[start RECORDS TO PROCESS]

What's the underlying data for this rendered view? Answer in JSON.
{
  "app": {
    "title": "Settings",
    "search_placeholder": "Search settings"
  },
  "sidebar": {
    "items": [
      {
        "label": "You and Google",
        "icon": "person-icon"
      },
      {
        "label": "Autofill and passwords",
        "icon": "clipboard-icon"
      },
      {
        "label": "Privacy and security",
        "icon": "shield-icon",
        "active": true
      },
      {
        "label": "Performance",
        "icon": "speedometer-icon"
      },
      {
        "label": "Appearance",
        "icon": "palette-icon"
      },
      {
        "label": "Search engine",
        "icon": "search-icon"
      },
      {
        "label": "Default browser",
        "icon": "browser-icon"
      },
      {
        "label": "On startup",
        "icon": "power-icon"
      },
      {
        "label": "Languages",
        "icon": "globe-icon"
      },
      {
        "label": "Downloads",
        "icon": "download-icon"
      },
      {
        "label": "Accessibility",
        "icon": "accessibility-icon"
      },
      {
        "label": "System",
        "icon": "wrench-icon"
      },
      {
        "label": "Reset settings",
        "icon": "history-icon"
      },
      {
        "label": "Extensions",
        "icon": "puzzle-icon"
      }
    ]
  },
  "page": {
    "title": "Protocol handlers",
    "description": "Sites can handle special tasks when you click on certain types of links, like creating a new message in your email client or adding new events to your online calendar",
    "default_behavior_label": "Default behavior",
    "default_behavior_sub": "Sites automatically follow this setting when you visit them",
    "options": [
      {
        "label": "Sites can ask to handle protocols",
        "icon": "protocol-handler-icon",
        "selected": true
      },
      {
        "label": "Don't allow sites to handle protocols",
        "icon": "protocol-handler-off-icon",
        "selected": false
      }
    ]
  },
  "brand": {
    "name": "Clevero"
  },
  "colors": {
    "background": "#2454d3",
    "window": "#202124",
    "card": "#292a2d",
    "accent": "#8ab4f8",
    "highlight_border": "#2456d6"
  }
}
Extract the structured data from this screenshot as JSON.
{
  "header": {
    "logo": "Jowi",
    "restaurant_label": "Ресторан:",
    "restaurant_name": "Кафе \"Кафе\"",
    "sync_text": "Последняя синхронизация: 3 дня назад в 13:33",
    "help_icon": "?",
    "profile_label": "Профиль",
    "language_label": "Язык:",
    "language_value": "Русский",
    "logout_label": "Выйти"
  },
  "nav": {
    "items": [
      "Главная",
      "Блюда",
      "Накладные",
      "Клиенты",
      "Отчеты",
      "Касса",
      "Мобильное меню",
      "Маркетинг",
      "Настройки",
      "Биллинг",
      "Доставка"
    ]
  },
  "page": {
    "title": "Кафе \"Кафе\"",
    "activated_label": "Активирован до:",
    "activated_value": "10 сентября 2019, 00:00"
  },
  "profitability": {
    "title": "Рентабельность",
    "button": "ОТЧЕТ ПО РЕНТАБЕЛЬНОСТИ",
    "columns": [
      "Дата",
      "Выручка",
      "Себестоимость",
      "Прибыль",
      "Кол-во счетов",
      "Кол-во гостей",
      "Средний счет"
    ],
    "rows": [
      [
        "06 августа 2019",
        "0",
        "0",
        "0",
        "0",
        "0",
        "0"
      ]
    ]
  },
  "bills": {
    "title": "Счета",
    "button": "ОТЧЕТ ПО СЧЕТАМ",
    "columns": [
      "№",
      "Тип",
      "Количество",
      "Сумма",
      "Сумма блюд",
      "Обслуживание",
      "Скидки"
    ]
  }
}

[end RECORDS TO PROCESS]

* WHAT IS ASKED: Count every line in the preceding entries where the string "browser" appears, then state only the total.

* OUTPUT BELOW: 2